• **RECORD LIST**
((
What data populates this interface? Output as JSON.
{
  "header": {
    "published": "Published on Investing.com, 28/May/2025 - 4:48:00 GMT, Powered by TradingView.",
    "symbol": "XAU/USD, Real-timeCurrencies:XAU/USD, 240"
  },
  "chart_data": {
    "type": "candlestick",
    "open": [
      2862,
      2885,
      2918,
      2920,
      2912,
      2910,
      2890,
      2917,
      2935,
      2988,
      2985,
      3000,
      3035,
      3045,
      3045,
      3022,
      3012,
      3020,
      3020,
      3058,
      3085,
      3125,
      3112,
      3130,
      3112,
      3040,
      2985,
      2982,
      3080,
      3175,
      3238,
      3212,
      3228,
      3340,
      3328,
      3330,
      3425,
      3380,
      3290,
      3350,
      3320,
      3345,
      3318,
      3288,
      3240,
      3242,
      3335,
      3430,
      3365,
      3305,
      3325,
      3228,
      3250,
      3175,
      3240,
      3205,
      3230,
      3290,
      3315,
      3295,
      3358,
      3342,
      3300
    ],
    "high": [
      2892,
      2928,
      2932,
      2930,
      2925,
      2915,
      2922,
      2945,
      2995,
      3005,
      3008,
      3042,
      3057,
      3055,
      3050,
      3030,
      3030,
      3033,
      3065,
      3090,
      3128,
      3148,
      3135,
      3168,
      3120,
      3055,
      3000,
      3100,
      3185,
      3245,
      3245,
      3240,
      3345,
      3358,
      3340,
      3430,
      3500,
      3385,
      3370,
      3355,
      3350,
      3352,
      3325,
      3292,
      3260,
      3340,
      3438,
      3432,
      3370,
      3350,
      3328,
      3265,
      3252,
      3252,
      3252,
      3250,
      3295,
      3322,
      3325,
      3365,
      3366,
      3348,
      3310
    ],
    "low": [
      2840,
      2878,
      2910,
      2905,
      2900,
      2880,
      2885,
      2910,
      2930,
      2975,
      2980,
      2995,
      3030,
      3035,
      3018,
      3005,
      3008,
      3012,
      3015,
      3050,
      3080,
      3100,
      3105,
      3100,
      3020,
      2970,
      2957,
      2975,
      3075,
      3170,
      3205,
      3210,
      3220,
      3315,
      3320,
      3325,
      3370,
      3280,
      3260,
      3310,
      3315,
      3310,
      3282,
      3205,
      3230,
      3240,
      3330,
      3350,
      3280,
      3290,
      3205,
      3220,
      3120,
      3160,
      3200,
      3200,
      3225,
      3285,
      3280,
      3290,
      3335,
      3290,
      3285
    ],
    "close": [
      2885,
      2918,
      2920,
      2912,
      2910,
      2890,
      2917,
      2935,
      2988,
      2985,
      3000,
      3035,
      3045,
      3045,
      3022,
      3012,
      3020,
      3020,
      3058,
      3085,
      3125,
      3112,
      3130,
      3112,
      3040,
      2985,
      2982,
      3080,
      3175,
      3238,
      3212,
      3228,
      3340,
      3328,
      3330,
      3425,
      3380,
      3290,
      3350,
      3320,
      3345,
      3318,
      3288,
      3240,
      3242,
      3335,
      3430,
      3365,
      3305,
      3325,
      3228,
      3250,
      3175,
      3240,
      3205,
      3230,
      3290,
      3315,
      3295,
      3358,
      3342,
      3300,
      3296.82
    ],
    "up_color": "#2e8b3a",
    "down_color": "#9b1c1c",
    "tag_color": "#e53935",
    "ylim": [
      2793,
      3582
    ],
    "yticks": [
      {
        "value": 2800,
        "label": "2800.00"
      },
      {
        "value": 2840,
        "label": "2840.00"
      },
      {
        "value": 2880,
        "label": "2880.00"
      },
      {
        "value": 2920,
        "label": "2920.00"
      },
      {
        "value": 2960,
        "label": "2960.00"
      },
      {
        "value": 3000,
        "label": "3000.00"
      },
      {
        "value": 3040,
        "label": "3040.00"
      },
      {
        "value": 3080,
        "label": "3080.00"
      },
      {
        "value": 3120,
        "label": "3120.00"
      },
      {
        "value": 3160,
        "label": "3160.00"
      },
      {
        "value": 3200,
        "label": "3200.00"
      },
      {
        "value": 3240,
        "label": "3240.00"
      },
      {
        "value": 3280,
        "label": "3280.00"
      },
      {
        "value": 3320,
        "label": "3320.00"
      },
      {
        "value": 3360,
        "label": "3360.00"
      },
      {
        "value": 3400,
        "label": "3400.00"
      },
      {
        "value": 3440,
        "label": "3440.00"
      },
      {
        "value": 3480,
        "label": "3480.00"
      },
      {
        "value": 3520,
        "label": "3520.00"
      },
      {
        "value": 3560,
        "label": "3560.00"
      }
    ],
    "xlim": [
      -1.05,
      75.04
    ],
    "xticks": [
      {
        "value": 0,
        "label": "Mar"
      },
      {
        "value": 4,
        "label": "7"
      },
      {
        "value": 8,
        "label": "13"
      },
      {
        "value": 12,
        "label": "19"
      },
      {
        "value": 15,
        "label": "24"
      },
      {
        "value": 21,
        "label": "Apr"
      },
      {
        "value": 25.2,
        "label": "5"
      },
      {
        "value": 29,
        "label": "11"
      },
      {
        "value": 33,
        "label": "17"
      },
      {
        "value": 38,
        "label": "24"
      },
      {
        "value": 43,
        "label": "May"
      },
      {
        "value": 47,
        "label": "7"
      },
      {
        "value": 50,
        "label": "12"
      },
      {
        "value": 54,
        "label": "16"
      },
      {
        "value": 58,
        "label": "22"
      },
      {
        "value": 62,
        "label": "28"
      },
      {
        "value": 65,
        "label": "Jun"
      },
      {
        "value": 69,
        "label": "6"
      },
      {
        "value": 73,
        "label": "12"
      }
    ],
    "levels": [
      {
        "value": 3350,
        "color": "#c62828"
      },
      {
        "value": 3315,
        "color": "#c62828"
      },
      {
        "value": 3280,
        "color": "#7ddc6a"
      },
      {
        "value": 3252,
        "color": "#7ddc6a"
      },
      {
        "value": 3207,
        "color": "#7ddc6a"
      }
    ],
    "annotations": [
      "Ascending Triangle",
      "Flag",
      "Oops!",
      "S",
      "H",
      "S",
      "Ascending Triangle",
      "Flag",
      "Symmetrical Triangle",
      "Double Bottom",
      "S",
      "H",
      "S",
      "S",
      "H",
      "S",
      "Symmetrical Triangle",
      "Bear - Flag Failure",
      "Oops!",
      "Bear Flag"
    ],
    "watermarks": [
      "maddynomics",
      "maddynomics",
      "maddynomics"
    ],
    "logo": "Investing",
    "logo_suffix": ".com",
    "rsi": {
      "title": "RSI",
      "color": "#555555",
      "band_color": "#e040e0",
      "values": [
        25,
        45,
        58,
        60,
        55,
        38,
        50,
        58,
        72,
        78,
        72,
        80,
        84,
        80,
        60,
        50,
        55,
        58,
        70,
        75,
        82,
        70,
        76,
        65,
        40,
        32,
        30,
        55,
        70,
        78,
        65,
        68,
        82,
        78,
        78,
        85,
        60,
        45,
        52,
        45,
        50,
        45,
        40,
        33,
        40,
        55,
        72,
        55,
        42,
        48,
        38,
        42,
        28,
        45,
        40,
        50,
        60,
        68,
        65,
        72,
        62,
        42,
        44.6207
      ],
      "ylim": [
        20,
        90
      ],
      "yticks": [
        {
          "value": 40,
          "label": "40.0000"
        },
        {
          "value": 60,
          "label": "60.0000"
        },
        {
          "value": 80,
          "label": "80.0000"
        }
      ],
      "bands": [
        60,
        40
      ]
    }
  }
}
))
• **TASK INSTRUCTIONS**
Extract the full listing above without altering anything.

• **FULL OUTPUT**
What data populates this interface? Output as JSON.
{
  "header": {
    "published": "Published on Investing.com, 28/May/2025 - 4:48:00 GMT, Powered by TradingView.",
    "symbol": "XAU/USD, Real-timeCurrencies:XAU/USD, 240"
  },
  "chart_data": {
    "type": "candlestick",
    "open": [
      2862,
      2885,
      2918,
      2920,
      2912,
      2910,
      2890,
      2917,
      2935,
      2988,
      2985,
      3000,
      3035,
      3045,
      3045,
      3022,
      3012,
      3020,
      3020,
      3058,
      3085,
      3125,
      3112,
      3130,
      3112,
      3040,
      2985,
      2982,
      3080,
      3175,
      3238,
      3212,
      3228,
      3340,
      3328,
      3330,
      3425,
      3380,
      3290,
      3350,
      3320,
      3345,
      3318,
      3288,
      3240,
      3242,
      3335,
      3430,
      3365,
      3305,
      3325,
      3228,
      3250,
      3175,
      3240,
      3205,
      3230,
      3290,
      3315,
      3295,
      3358,
      3342,
      3300
    ],
    "high": [
      2892,
      2928,
      2932,
      2930,
      2925,
      2915,
      2922,
      2945,
      2995,
      3005,
      3008,
      3042,
      3057,
      3055,
      3050,
      3030,
      3030,
      3033,
      3065,
      3090,
      3128,
      3148,
      3135,
      3168,
      3120,
      3055,
      3000,
      3100,
      3185,
      3245,
      3245,
      3240,
      3345,
      3358,
      3340,
      3430,
      3500,
      3385,
      3370,
      3355,
      3350,
      3352,
      3325,
      3292,
      3260,
      3340,
      3438,
      3432,
      3370,
      3350,
      3328,
      3265,
      3252,
      3252,
      3252,
      3250,
      3295,
      3322,
      3325,
      3365,
      3366,
      3348,
      3310
    ],
    "low": [
      2840,
      2878,
      2910,
      2905,
      2900,
      2880,
      2885,
      2910,
      2930,
      2975,
      2980,
      2995,
      3030,
      3035,
      3018,
      3005,
      3008,
      3012,
      3015,
      3050,
      3080,
      3100,
      3105,
      3100,
      3020,
      2970,
      2957,
      2975,
      3075,
      3170,
      3205,
      3210,
      3220,
      3315,
      3320,
      3325,
      3370,
      3280,
      3260,
      3310,
      3315,
      3310,
      3282,
      3205,
      3230,
      3240,
      3330,
      3350,
      3280,
      3290,
      3205,
      3220,
      3120,
      3160,
      3200,
      3200,
      3225,
      3285,
      3280,
      3290,
      3335,
      3290,
      3285
    ],
    "close": [
      2885,
      2918,
      2920,
      2912,
      2910,
      2890,
      2917,
      2935,
      2988,
      2985,
      3000,
      3035,
      3045,
      3045,
      3022,
      3012,
      3020,
      3020,
      3058,
      3085,
      3125,
      3112,
      3130,
      3112,
      3040,
      2985,
      2982,
      3080,
      3175,
      3238,
      3212,
      3228,
      3340,
      3328,
      3330,
      3425,
      3380,
      3290,
      3350,
      3320,
      3345,
      3318,
      3288,
      3240,
      3242,
      3335,
      3430,
      3365,
      3305,
      3325,
      3228,
      3250,
      3175,
      3240,
      3205,
      3230,
      3290,
      3315,
      3295,
      3358,
      3342,
      3300,
      3296.82
    ],
    "up_color": "#2e8b3a",
    "down_color": "#9b1c1c",
    "tag_color": "#e53935",
    "ylim": [
      2793,
      3582
    ],
    "yticks": [
      {
        "value": 2800,
        "label": "2800.00"
      },
      {
        "value": 2840,
        "label": "2840.00"
      },
      {
        "value": 2880,
        "label": "2880.00"
      },
      {
        "value": 2920,
        "label": "2920.00"
      },
      {
        "value": 2960,
        "label": "2960.00"
      },
      {
        "value": 3000,
        "label": "3000.00"
      },
      {
        "value": 3040,
        "label": "3040.00"
      },
      {
        "value": 3080,
        "label": "3080.00"
      },
      {
        "value": 3120,
        "label": "3120.00"
      },
      {
        "value": 3160,
        "label": "3160.00"
      },
      {
        "value": 3200,
        "label": "3200.00"
      },
      {
        "value": 3240,
        "label": "3240.00"
      },
      {
        "value": 3280,
        "label": "3280.00"
      },
      {
        "value": 3320,
        "label": "3320.00"
      },
      {
        "value": 3360,
        "label": "3360.00"
      },
      {
        "value": 3400,
        "label": "3400.00"
      },
      {
        "value": 3440,
        "label": "3440.00"
      },
      {
        "value": 3480,
        "label": "3480.00"
      },
      {
        "value": 3520,
        "label": "3520.00"
      },
      {
        "value": 3560,
        "label": "3560.00"
      }
    ],
    "xlim": [
      -1.05,
      75.04
    ],
    "xticks": [
      {
        "value": 0,
        "label": "Mar"
      },
      {
        "value": 4,
        "label": "7"
      },
      {
        "value": 8,
        "label": "13"
      },
      {
        "value": 12,
        "label": "19"
      },
      {
        "value": 15,
        "label": "24"
      },
      {
        "value": 21,
        "label": "Apr"
      },
      {
        "value": 25.2,
        "label": "5"
      },
      {
        "value": 29,
        "label": "11"
      },
      {
        "value": 33,
        "label": "17"
      },
      {
        "value": 38,
        "label": "24"
      },
      {
        "value": 43,
        "label": "May"
      },
      {
        "value": 47,
        "label": "7"
      },
      {
        "value": 50,
        "label": "12"
      },
      {
        "value": 54,
        "label": "16"
      },
      {
        "value": 58,
        "label": "22"
      },
      {
        "value": 62,
        "label": "28"
      },
      {
        "value": 65,
        "label": "Jun"
      },
      {
        "value": 69,
        "label": "6"
      },
      {
        "value": 73,
        "label": "12"
      }
    ],
    "levels": [
      {
        "value": 3350,
        "color": "#c62828"
      },
      {
        "value": 3315,
        "color": "#c62828"
      },
      {
        "value": 3280,
        "color": "#7ddc6a"
      },
      {
        "value": 3252,
        "color": "#7ddc6a"
      },
      {
        "value": 3207,
        "color": "#7ddc6a"
      }
    ],
    "annotations": [
      "Ascending Triangle",
      "Flag",
      "Oops!",
      "S",
      "H",
      "S",
      "Ascending Triangle",
      "Flag",
      "Symmetrical Triangle",
      "Double Bottom",
      "S",
      "H",
      "S",
      "S",
      "H",
      "S",
      "Symmetrical Triangle",
      "Bear - Flag Failure",
      "Oops!",
      "Bear Flag"
    ],
    "watermarks": [
      "maddynomics",
      "maddynomics",
      "maddynomics"
    ],
    "logo": "Investing",
    "logo_suffix": ".com",
    "rsi": {
      "title": "RSI",
      "color": "#555555",
      "band_color": "#e040e0",
      "values": [
        25,
        45,
        58,
        60,
        55,
        38,
        50,
        58,
        72,
        78,
        72,
        80,
        84,
        80,
        60,
        50,
        55,
        58,
        70,
        75,
        82,
        70,
        76,
        65,
        40,
        32,
        30,
        55,
        70,
        78,
        65,
        68,
        82,
        78,
        78,
        85,
        60,
        45,
        52,
        45,
        50,
        45,
        40,
        33,
        40,
        55,
        72,
        55,
        42,
        48,
        38,
        42,
        28,
        45,
        40,
        50,
        60,
        68,
        65,
        72,
        62,
        42,
        44.6207
      ],
      "ylim": [
        20,
        90
      ],
      "yticks": [
        {
          "value": 40,
          "label": "40.0000"
        },
        {
          "value": 60,
          "label": "60.0000"
        },
        {
          "value": 80,
          "label": "80.0000"
        }
      ],
      "bands": [
        60,
        40
      ]
    }
  }
}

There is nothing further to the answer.